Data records
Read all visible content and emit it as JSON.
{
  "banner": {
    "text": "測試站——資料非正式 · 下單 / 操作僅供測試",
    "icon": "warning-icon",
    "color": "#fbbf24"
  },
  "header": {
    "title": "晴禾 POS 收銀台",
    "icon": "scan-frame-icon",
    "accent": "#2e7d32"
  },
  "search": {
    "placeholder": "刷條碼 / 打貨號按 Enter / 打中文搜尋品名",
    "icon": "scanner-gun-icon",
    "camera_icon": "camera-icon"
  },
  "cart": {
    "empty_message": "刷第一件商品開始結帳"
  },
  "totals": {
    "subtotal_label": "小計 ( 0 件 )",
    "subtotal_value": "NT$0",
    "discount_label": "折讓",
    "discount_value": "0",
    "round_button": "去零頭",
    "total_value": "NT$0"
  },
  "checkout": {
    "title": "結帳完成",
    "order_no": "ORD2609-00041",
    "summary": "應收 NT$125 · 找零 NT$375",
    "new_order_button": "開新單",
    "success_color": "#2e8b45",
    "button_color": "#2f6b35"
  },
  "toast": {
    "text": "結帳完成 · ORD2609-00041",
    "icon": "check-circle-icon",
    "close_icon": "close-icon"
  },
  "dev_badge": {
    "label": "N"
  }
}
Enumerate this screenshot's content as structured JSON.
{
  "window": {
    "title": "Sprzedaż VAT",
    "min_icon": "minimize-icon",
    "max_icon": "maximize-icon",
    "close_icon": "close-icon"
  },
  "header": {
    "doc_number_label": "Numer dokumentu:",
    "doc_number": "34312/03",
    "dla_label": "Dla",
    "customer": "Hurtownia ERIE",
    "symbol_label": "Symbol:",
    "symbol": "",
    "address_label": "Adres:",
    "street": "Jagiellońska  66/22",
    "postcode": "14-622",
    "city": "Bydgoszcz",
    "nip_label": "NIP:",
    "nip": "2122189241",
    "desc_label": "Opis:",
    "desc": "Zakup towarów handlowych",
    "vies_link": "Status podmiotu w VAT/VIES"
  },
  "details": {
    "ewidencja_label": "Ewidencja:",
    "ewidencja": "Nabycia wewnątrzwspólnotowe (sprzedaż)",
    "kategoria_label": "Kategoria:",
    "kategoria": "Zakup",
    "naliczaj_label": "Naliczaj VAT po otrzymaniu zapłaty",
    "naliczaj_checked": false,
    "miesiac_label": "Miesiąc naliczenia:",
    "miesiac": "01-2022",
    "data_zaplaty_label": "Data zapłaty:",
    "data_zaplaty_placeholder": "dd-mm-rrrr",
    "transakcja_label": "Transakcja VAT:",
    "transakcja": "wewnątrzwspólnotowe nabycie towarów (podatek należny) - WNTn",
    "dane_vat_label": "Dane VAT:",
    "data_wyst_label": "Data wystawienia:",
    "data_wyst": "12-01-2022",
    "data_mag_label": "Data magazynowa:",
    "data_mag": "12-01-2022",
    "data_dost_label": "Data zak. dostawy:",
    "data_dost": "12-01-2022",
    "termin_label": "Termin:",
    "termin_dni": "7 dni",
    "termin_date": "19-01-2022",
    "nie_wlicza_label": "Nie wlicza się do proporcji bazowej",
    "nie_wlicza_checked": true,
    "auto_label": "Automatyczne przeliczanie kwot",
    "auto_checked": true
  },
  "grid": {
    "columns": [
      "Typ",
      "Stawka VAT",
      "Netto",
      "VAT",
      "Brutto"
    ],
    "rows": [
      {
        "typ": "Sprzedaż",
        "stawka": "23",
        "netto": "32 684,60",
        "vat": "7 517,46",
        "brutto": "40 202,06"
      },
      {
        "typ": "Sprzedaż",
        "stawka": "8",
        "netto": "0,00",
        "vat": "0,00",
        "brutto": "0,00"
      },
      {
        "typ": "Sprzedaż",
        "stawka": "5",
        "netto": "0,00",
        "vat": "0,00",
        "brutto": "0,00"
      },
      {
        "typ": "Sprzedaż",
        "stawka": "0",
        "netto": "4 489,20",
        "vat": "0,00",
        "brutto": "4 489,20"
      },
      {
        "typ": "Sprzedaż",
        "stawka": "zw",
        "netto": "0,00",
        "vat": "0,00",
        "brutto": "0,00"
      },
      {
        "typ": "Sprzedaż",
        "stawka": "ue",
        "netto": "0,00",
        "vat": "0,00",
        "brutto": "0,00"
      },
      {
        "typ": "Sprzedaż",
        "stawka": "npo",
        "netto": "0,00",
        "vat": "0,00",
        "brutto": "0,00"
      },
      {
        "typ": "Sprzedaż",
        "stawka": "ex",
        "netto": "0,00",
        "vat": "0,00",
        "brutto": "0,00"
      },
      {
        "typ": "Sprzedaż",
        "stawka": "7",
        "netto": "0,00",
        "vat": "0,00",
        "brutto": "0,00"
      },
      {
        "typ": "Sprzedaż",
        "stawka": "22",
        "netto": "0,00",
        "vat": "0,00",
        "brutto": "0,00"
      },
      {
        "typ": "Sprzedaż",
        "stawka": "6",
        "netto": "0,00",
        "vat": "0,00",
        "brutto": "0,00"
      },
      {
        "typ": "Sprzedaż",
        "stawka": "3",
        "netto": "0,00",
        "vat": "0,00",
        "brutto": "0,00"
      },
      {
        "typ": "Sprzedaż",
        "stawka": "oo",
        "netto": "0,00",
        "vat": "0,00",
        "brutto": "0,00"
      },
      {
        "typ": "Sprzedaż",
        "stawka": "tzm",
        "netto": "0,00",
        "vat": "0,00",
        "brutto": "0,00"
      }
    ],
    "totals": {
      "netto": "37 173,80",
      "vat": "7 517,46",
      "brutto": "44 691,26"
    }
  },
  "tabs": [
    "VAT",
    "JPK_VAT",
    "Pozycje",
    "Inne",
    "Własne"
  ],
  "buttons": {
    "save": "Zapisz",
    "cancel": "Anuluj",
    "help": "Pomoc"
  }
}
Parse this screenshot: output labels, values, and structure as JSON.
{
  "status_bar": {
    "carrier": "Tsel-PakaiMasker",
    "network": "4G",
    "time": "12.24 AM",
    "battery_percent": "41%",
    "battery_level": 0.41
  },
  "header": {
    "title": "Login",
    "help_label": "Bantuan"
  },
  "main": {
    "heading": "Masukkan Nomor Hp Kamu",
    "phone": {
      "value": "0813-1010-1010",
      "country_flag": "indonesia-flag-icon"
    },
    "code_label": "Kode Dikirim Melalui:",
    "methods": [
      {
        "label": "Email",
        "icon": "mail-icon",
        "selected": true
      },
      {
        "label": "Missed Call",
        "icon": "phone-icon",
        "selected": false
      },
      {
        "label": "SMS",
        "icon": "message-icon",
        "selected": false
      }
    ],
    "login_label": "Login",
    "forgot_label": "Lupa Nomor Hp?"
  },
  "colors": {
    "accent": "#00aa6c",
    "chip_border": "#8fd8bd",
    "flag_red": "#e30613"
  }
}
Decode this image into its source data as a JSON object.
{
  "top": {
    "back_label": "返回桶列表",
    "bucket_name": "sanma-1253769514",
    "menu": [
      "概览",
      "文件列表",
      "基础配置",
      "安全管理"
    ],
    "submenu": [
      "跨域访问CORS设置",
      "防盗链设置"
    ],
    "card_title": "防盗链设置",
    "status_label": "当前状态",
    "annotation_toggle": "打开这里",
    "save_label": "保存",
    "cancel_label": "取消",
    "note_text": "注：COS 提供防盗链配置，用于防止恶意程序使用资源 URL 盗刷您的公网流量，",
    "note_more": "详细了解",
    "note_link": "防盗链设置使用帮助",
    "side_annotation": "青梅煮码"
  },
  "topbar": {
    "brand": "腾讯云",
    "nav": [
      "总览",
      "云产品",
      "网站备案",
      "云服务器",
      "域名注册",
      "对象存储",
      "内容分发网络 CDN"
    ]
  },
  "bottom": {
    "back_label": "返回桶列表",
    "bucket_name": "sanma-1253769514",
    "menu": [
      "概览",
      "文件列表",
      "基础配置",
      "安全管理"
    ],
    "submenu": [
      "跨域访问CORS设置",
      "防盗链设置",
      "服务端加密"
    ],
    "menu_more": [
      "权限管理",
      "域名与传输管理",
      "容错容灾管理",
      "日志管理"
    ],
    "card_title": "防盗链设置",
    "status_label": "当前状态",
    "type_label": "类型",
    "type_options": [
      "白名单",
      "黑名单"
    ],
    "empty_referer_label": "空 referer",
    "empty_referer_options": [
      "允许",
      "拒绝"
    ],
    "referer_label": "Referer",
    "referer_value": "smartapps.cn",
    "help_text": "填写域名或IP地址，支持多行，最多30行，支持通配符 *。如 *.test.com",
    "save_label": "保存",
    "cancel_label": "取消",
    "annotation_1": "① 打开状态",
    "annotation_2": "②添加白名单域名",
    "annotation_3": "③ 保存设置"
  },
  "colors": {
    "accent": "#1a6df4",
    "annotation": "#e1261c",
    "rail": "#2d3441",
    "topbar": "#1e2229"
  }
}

**DIRECTION**
Copy every line above that holds the word "Nomor".

**ANSWER TO THIS PROBLEM**
    "heading": "Masukkan Nomor Hp Kamu",
    "forgot_label": "Lupa Nomor Hp?"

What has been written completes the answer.